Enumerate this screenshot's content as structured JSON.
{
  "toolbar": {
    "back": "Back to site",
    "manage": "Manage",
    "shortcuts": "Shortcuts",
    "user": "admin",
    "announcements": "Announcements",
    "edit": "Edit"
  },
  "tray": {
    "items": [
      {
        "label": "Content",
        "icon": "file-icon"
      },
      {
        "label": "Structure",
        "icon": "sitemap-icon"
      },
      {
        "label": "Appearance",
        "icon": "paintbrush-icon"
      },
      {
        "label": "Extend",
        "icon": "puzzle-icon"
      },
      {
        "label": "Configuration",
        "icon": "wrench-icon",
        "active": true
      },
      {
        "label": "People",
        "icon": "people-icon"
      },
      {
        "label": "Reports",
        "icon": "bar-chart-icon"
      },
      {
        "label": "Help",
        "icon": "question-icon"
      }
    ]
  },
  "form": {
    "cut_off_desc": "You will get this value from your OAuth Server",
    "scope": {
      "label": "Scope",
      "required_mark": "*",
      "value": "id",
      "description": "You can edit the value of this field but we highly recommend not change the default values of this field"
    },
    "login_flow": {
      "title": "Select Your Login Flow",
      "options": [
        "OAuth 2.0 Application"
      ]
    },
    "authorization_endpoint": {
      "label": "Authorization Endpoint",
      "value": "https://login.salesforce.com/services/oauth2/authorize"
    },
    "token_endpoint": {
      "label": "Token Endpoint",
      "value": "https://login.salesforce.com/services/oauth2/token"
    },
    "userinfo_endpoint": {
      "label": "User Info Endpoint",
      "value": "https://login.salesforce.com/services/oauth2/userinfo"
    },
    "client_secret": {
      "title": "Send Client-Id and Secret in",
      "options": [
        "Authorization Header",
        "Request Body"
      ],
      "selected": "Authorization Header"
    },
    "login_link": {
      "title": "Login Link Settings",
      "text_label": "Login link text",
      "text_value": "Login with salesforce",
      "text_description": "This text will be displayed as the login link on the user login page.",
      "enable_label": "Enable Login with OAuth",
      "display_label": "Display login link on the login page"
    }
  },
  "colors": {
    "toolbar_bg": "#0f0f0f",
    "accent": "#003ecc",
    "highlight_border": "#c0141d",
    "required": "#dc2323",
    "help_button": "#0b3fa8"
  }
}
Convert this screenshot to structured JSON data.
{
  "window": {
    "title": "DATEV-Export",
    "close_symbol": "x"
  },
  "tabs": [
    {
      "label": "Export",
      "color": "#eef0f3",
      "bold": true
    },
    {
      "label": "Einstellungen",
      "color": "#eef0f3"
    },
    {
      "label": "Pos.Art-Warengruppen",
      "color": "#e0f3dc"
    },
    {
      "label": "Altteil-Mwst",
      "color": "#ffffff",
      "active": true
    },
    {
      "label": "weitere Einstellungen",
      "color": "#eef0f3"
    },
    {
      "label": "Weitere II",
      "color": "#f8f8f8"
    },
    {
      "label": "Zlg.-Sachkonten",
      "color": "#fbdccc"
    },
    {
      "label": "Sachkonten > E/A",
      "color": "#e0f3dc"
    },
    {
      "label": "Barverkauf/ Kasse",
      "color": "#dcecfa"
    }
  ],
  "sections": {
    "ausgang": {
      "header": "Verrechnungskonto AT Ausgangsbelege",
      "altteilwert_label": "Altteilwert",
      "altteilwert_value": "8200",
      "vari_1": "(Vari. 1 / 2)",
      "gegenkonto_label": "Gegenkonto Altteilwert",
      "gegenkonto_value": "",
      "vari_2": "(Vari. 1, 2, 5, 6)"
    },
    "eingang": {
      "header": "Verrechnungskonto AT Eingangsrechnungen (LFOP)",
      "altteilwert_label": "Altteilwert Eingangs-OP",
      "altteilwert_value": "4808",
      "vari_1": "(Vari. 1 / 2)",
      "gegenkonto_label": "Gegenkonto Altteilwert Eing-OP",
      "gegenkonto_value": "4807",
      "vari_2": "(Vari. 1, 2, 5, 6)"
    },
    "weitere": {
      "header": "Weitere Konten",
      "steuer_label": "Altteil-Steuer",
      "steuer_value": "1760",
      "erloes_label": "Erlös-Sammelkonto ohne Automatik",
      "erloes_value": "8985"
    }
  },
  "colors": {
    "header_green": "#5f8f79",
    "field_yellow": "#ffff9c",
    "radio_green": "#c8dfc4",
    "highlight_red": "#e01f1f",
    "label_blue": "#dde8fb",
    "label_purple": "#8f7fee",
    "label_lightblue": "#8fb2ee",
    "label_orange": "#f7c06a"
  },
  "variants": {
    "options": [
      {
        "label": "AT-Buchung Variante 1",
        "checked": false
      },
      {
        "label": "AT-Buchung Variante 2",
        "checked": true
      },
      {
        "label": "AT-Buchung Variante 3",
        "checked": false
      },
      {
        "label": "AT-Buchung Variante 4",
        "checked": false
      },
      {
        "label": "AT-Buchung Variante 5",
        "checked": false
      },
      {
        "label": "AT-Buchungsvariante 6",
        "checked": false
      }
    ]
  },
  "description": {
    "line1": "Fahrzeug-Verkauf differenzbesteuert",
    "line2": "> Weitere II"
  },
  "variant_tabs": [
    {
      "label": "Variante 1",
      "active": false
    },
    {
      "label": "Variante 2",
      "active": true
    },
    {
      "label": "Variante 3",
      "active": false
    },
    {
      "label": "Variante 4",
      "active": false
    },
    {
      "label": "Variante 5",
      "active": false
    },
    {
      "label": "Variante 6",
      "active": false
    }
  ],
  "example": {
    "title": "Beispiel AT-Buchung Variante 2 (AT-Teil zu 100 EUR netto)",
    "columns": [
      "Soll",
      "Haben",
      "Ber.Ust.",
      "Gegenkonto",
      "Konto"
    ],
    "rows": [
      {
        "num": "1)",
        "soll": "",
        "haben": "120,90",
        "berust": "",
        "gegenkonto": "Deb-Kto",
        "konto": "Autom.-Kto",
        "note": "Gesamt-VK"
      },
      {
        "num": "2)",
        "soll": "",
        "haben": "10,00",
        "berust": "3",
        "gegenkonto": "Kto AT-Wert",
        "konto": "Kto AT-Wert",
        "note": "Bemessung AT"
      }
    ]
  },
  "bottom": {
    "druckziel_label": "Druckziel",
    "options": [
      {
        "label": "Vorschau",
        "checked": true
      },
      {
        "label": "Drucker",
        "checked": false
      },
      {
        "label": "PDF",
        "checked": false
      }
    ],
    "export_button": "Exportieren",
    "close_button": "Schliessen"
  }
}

————

Task requirements -
Every line above should be written out again exactly as it stands.

Output -
Enumerate this screenshot's content as structured JSON.
{
  "toolbar": {
    "back": "Back to site",
    "manage": "Manage",
    "shortcuts": "Shortcuts",
    "user": "admin",
    "announcements": "Announcements",
    "edit": "Edit"
  },
  "tray": {
    "items": [
      {
        "label": "Content",
        "icon": "file-icon"
      },
      {
        "label": "Structure",
        "icon": "sitemap-icon"
      },
      {
        "label": "Appearance",
        "icon": "paintbrush-icon"
      },
      {
        "label": "Extend",
        "icon": "puzzle-icon"
      },
      {
        "label": "Configuration",
        "icon": "wrench-icon",
        "active": true
      },
      {
        "label": "People",
        "icon": "people-icon"
      },
      {
        "label": "Reports",
        "icon": "bar-chart-icon"
      },
      {
        "label": "Help",
        "icon": "question-icon"
      }
    ]
  },
  "form": {
    "cut_off_desc": "You will get this value from your OAuth Server",
    "scope": {
      "label": "Scope",
      "required_mark": "*",
      "value": "id",
      "description": "You can edit the value of this field but we highly recommend not change the default values of this field"
    },
    "login_flow": {
      "title": "Select Your Login Flow",
      "options": [
        "OAuth 2.0 Application"
      ]
    },
    "authorization_endpoint": {
      "label": "Authorization Endpoint",
      "value": "https://login.salesforce.com/services/oauth2/authorize"
    },
    "token_endpoint": {
      "label": "Token Endpoint",
      "value": "https://login.salesforce.com/services/oauth2/token"
    },
    "userinfo_endpoint": {
      "label": "User Info Endpoint",
      "value": "https://login.salesforce.com/services/oauth2/userinfo"
    },
    "client_secret": {
      "title": "Send Client-Id and Secret in",
      "options": [
        "Authorization Header",
        "Request Body"
      ],
      "selected": "Authorization Header"
    },
    "login_link": {
      "title": "Login Link Settings",
      "text_label": "Login link text",
      "text_value": "Login with salesforce",
      "text_description": "This text will be displayed as the login link on the user login page.",
      "enable_label": "Enable Login with OAuth",
      "display_label": "Display login link on the login page"
    }
  },
  "colors": {
    "toolbar_bg": "#0f0f0f",
    "accent": "#003ecc",
    "highlight_border": "#c0141d",
    "required": "#dc2323",
    "help_button": "#0b3fa8"
  }
}
Convert this screenshot to structured JSON data.
{
  "window": {
    "title": "DATEV-Export",
    "close_symbol": "x"
  },
  "tabs": [
    {
      "label": "Export",
      "color": "#eef0f3",
      "bold": true
    },
    {
      "label": "Einstellungen",
      "color": "#eef0f3"
    },
    {
      "label": "Pos.Art-Warengruppen",
      "color": "#e0f3dc"
    },
    {
      "label": "Altteil-Mwst",
      "color": "#ffffff",
      "active": true
    },
    {
      "label": "weitere Einstellungen",
      "color": "#eef0f3"
    },
    {
      "label": "Weitere II",
      "color": "#f8f8f8"
    },
    {
      "label": "Zlg.-Sachkonten",
      "color": "#fbdccc"
    },
    {
      "label": "Sachkonten > E/A",
      "color": "#e0f3dc"
    },
    {
      "label": "Barverkauf/ Kasse",
      "color": "#dcecfa"
    }
  ],
  "sections": {
    "ausgang": {
      "header": "Verrechnungskonto AT Ausgangsbelege",
      "altteilwert_label": "Altteilwert",
      "altteilwert_value": "8200",
      "vari_1": "(Vari. 1 / 2)",
      "gegenkonto_label": "Gegenkonto Altteilwert",
      "gegenkonto_value": "",
      "vari_2": "(Vari. 1, 2, 5, 6)"
    },
    "eingang": {
      "header": "Verrechnungskonto AT Eingangsrechnungen (LFOP)",
      "altteilwert_label": "Altteilwert Eingangs-OP",
      "altteilwert_value": "4808",
      "vari_1": "(Vari. 1 / 2)",
      "gegenkonto_label": "Gegenkonto Altteilwert Eing-OP",
      "gegenkonto_value": "4807",
      "vari_2": "(Vari. 1, 2, 5, 6)"
    },
    "weitere": {
      "header": "Weitere Konten",
      "steuer_label": "Altteil-Steuer",
      "steuer_value": "1760",
      "erloes_label": "Erlös-Sammelkonto ohne Automatik",
      "erloes_value": "8985"
    }
  },
  "colors": {
    "header_green": "#5f8f79",
    "field_yellow": "#ffff9c",
    "radio_green": "#c8dfc4",
    "highlight_red": "#e01f1f",
    "label_blue": "#dde8fb",
    "label_purple": "#8f7fee",
    "label_lightblue": "#8fb2ee",
    "label_orange": "#f7c06a"
  },
  "variants": {
    "options": [
      {
        "label": "AT-Buchung Variante 1",
        "checked": false
      },
      {
        "label": "AT-Buchung Variante 2",
        "checked": true
      },
      {
        "label": "AT-Buchung Variante 3",
        "checked": false
      },
      {
        "label": "AT-Buchung Variante 4",
        "checked": false
      },
      {
        "label": "AT-Buchung Variante 5",
        "checked": false
      },
      {
        "label": "AT-Buchungsvariante 6",
        "checked": false
      }
    ]
  },
  "description": {
    "line1": "Fahrzeug-Verkauf differenzbesteuert",
    "line2": "> Weitere II"
  },
  "variant_tabs": [
    {
      "label": "Variante 1",
      "active": false
    },
    {
      "label": "Variante 2",
      "active": true
    },
    {
      "label": "Variante 3",
      "active": false
    },
    {
      "label": "Variante 4",
      "active": false
    },
    {
      "label": "Variante 5",
      "active": false
    },
    {
      "label": "Variante 6",
      "active": false
    }
  ],
  "example": {
    "title": "Beispiel AT-Buchung Variante 2 (AT-Teil zu 100 EUR netto)",
    "columns": [
      "Soll",
      "Haben",
      "Ber.Ust.",
      "Gegenkonto",
      "Konto"
    ],
    "rows": [
      {
        "num": "1)",
        "soll": "",
        "haben": "120,90",
        "berust": "",
        "gegenkonto": "Deb-Kto",
        "konto": "Autom.-Kto",
        "note": "Gesamt-VK"
      },
      {
        "num": "2)",
        "soll": "",
        "haben": "10,00",
        "berust": "3",
        "gegenkonto": "Kto AT-Wert",
        "konto": "Kto AT-Wert",
        "note": "Bemessung AT"
      }
    ]
  },
  "bottom": {
    "druckziel_label": "Druckziel",
    "options": [
      {
        "label": "Vorschau",
        "checked": true
      },
      {
        "label": "Drucker",
        "checked": false
      },
      {
        "label": "PDF",
        "checked": false
      }
    ],
    "export_button": "Exportieren",
    "close_button": "Schliessen"
  }
}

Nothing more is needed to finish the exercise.